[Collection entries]
* BEGIN *

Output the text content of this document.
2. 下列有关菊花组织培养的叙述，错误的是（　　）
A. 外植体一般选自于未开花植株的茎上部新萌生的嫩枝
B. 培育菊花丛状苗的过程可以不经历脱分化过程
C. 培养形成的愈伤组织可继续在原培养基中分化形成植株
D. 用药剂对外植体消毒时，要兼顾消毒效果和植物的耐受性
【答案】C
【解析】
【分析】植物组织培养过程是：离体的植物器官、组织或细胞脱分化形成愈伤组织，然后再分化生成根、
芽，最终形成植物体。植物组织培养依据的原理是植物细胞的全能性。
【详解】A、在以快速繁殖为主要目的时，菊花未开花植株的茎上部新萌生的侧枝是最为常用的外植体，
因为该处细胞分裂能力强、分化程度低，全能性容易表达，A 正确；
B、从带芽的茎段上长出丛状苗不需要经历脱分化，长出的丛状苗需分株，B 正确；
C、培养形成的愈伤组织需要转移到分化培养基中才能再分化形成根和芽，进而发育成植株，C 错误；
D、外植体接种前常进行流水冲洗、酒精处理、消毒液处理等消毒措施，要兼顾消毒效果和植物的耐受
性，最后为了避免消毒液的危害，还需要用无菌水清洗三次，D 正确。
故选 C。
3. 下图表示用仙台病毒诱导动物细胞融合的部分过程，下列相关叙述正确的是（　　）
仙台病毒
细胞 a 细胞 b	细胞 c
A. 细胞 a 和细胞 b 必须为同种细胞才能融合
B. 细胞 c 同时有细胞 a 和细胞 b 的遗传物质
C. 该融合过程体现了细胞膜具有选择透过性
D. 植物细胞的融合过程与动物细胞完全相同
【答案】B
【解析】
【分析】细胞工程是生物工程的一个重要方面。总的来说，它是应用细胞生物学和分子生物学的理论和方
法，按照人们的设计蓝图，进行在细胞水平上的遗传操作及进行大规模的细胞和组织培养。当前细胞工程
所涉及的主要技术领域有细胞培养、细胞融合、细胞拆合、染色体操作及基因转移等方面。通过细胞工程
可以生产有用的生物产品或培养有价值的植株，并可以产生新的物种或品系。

* END *

• Aim of the exercise
Emit the records above again, exactly, with no line skipped.

• Written response
Output the text content of this document.
2. 下列有关菊花组织培养的叙述，错误的是（　　）
A. 外植体一般选自于未开花植株的茎上部新萌生的嫩枝
B. 培育菊花丛状苗的过程可以不经历脱分化过程
C. 培养形成的愈伤组织可继续在原培养基中分化形成植株
D. 用药剂对外植体消毒时，要兼顾消毒效果和植物的耐受性
【答案】C
【解析】
【分析】植物组织培养过程是：离体的植物器官、组织或细胞脱分化形成愈伤组织，然后再分化生成根、
芽，最终形成植物体。植物组织培养依据的原理是植物细胞的全能性。
【详解】A、在以快速繁殖为主要目的时，菊花未开花植株的茎上部新萌生的侧枝是最为常用的外植体，
因为该处细胞分裂能力强、分化程度低，全能性容易表达，A 正确；
B、从带芽的茎段上长出丛状苗不需要经历脱分化，长出的丛状苗需分株，B 正确；
C、培养形成的愈伤组织需要转移到分化培养基中才能再分化形成根和芽，进而发育成植株，C 错误；
D、外植体接种前常进行流水冲洗、酒精处理、消毒液处理等消毒措施，要兼顾消毒效果和植物的耐受
性，最后为了避免消毒液的危害，还需要用无菌水清洗三次，D 正确。
故选 C。
3. 下图表示用仙台病毒诱导动物细胞融合的部分过程，下列相关叙述正确的是（　　）
仙台病毒
细胞 a 细胞 b	细胞 c
A. 细胞 a 和细胞 b 必须为同种细胞才能融合
B. 细胞 c 同时有细胞 a 和细胞 b 的遗传物质
C. 该融合过程体现了细胞膜具有选择透过性
D. 植物细胞的融合过程与动物细胞完全相同
【答案】B
【解析】
【分析】细胞工程是生物工程的一个重要方面。总的来说，它是应用细胞生物学和分子生物学的理论和方
法，按照人们的设计蓝图，进行在细胞水平上的遗传操作及进行大规模的细胞和组织培养。当前细胞工程
所涉及的主要技术领域有细胞培养、细胞融合、细胞拆合、染色体操作及基因转移等方面。通过细胞工程
可以生产有用的生物产品或培养有价值的植株，并可以产生新的物种或品系。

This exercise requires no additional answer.